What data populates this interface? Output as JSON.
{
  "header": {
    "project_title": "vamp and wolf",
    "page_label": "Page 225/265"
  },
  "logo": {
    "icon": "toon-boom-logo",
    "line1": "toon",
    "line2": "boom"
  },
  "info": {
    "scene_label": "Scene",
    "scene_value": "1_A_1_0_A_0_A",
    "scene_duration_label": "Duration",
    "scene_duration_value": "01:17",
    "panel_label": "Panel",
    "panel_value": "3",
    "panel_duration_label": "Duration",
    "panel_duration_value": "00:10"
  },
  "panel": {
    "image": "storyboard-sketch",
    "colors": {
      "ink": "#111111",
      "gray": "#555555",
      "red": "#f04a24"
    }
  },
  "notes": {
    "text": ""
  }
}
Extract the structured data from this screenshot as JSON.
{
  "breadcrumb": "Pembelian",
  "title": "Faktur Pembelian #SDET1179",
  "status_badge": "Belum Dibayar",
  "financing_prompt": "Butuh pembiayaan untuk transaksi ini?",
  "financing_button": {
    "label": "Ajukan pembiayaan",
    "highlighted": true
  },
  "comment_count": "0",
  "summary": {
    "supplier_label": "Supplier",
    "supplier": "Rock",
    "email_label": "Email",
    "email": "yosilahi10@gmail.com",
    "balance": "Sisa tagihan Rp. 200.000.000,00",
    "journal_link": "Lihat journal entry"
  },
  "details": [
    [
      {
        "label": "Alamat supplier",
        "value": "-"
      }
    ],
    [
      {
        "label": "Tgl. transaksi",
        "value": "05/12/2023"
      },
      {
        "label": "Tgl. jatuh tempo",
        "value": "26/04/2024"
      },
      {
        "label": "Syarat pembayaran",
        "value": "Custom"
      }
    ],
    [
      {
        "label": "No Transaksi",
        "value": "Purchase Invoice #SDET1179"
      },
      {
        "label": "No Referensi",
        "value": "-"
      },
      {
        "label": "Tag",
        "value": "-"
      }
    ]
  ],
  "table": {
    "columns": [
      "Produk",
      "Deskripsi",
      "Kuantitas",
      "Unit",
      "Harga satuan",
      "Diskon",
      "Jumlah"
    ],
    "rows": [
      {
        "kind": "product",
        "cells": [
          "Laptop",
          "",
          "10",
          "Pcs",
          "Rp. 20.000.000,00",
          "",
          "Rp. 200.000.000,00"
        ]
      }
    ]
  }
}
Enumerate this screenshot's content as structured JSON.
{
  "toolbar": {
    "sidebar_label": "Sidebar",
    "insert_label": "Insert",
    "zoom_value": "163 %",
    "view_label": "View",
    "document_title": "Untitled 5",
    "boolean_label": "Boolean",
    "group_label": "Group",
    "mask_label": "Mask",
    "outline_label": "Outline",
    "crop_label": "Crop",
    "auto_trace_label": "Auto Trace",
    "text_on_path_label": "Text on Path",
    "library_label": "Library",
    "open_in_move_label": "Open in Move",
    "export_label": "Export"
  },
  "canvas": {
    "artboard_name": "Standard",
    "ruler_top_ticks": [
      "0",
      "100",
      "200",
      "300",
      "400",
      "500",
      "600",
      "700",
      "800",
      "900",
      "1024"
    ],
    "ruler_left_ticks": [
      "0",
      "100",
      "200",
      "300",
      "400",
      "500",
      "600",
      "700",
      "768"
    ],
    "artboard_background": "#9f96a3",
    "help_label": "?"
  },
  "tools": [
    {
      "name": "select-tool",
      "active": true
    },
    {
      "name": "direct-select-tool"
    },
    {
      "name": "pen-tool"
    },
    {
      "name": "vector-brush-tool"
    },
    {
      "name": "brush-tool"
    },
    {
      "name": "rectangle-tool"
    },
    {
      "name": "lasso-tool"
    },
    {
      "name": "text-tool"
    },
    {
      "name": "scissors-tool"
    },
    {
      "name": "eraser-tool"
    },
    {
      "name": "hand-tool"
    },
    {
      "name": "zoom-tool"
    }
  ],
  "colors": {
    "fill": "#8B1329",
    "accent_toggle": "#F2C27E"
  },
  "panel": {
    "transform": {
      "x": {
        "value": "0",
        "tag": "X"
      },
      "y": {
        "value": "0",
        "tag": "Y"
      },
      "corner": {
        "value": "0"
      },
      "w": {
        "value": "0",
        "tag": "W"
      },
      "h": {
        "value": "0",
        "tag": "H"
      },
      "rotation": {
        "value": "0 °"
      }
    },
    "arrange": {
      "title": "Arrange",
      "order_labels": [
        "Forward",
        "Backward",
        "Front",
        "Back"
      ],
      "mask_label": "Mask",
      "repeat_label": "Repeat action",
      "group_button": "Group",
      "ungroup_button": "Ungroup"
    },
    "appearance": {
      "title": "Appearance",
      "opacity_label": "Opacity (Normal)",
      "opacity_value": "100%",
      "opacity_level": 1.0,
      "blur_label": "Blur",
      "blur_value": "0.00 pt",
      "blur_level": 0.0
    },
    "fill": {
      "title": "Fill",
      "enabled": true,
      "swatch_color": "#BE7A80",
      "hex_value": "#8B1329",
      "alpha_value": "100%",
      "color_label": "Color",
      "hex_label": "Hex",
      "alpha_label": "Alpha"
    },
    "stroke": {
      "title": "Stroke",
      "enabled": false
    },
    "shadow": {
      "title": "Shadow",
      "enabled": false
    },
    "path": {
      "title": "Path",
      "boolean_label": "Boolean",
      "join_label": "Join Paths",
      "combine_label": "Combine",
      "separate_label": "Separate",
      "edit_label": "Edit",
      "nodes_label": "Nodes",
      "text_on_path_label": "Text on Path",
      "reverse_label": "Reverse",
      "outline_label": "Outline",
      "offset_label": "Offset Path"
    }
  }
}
*-*-*
Set task » Write the data out again in full and exactly.

Finished task »
What data populates this interface? Output as JSON.
{
  "header": {
    "project_title": "vamp and wolf",
    "page_label": "Page 225/265"
  },
  "logo": {
    "icon": "toon-boom-logo",
    "line1": "toon",
    "line2": "boom"
  },
  "info": {
    "scene_label": "Scene",
    "scene_value": "1_A_1_0_A_0_A",
    "scene_duration_label": "Duration",
    "scene_duration_value": "01:17",
    "panel_label": "Panel",
    "panel_value": "3",
    "panel_duration_label": "Duration",
    "panel_duration_value": "00:10"
  },
  "panel": {
    "image": "storyboard-sketch",
    "colors": {
      "ink": "#111111",
      "gray": "#555555",
      "red": "#f04a24"
    }
  },
  "notes": {
    "text": ""
  }
}
Extract the structured data from this screenshot as JSON.
{
  "breadcrumb": "Pembelian",
  "title": "Faktur Pembelian #SDET1179",
  "status_badge": "Belum Dibayar",
  "financing_prompt": "Butuh pembiayaan untuk transaksi ini?",
  "financing_button": {
    "label": "Ajukan pembiayaan",
    "highlighted": true
  },
  "comment_count": "0",
  "summary": {
    "supplier_label": "Supplier",
    "supplier": "Rock",
    "email_label": "Email",
    "email": "yosilahi10@gmail.com",
    "balance": "Sisa tagihan Rp. 200.000.000,00",
    "journal_link": "Lihat journal entry"
  },
  "details": [
    [
      {
        "label": "Alamat supplier",
        "value": "-"
      }
    ],
    [
      {
        "label": "Tgl. transaksi",
        "value": "05/12/2023"
      },
      {
        "label": "Tgl. jatuh tempo",
        "value": "26/04/2024"
      },
      {
        "label": "Syarat pembayaran",
        "value": "Custom"
      }
    ],
    [
      {
        "label": "No Transaksi",
        "value": "Purchase Invoice #SDET1179"
      },
      {
        "label": "No Referensi",
        "value": "-"
      },
      {
        "label": "Tag",
        "value": "-"
      }
    ]
  ],
  "table": {
    "columns": [
      "Produk",
      "Deskripsi",
      "Kuantitas",
      "Unit",
      "Harga satuan",
      "Diskon",
      "Jumlah"
    ],
    "rows": [
      {
        "kind": "product",
        "cells": [
          "Laptop",
          "",
          "10",
          "Pcs",
          "Rp. 20.000.000,00",
          "",
          "Rp. 200.000.000,00"
        ]
      }
    ]
  }
}
Enumerate this screenshot's content as structured JSON.
{
  "toolbar": {
    "sidebar_label": "Sidebar",
    "insert_label": "Insert",
    "zoom_value": "163 %",
    "view_label": "View",
    "document_title": "Untitled 5",
    "boolean_label": "Boolean",
    "group_label": "Group",
    "mask_label": "Mask",
    "outline_label": "Outline",
    "crop_label": "Crop",
    "auto_trace_label": "Auto Trace",
    "text_on_path_label": "Text on Path",
    "library_label": "Library",
    "open_in_move_label": "Open in Move",
    "export_label": "Export"
  },
  "canvas": {
    "artboard_name": "Standard",
    "ruler_top_ticks": [
      "0",
      "100",
      "200",
      "300",
      "400",
      "500",
      "600",
      "700",
      "800",
      "900",
      "1024"
    ],
    "ruler_left_ticks": [
      "0",
      "100",
      "200",
      "300",
      "400",
      "500",
      "600",
      "700",
      "768"
    ],
    "artboard_background": "#9f96a3",
    "help_label": "?"
  },
  "tools": [
    {
      "name": "select-tool",
      "active": true
    },
    {
      "name": "direct-select-tool"
    },
    {
      "name": "pen-tool"
    },
    {
      "name": "vector-brush-tool"
    },
    {
      "name": "brush-tool"
    },
    {
      "name": "rectangle-tool"
    },
    {
      "name": "lasso-tool"
    },
    {
      "name": "text-tool"
    },
    {
      "name": "scissors-tool"
    },
    {
      "name": "eraser-tool"
    },
    {
      "name": "hand-tool"
    },
    {
      "name": "zoom-tool"
    }
  ],
  "colors": {
    "fill": "#8B1329",
    "accent_toggle": "#F2C27E"
  },
  "panel": {
    "transform": {
      "x": {
        "value": "0",
        "tag": "X"
      },
      "y": {
        "value": "0",
        "tag": "Y"
      },
      "corner": {
        "value": "0"
      },
      "w": {
        "value": "0",
        "tag": "W"
      },
      "h": {
        "value": "0",
        "tag": "H"
      },
      "rotation": {
        "value": "0 °"
      }
    },
    "arrange": {
      "title": "Arrange",
      "order_labels": [
        "Forward",
        "Backward",
        "Front",
        "Back"
      ],
      "mask_label": "Mask",
      "repeat_label": "Repeat action",
      "group_button": "Group",
      "ungroup_button": "Ungroup"
    },
    "appearance": {
      "title": "Appearance",
      "opacity_label": "Opacity (Normal)",
      "opacity_value": "100%",
      "opacity_level": 1.0,
      "blur_label": "Blur",
      "blur_value": "0.00 pt",
      "blur_level": 0.0
    },
    "fill": {
      "title": "Fill",
      "enabled": true,
      "swatch_color": "#BE7A80",
      "hex_value": "#8B1329",
      "alpha_value": "100%",
      "color_label": "Color",
      "hex_label": "Hex",
      "alpha_label": "Alpha"
    },
    "stroke": {
      "title": "Stroke",
      "enabled": false
    },
    "shadow": {
      "title": "Shadow",
      "enabled": false
    },
    "path": {
      "title": "Path",
      "boolean_label": "Boolean",
      "join_label": "Join Paths",
      "combine_label": "Combine",
      "separate_label": "Separate",
      "edit_label": "Edit",
      "nodes_label": "Nodes",
      "text_on_path_label": "Text on Path",
      "reverse_label": "Reverse",
      "outline_label": "Outline",
      "offset_label": "Offset Path"
    }
  }
}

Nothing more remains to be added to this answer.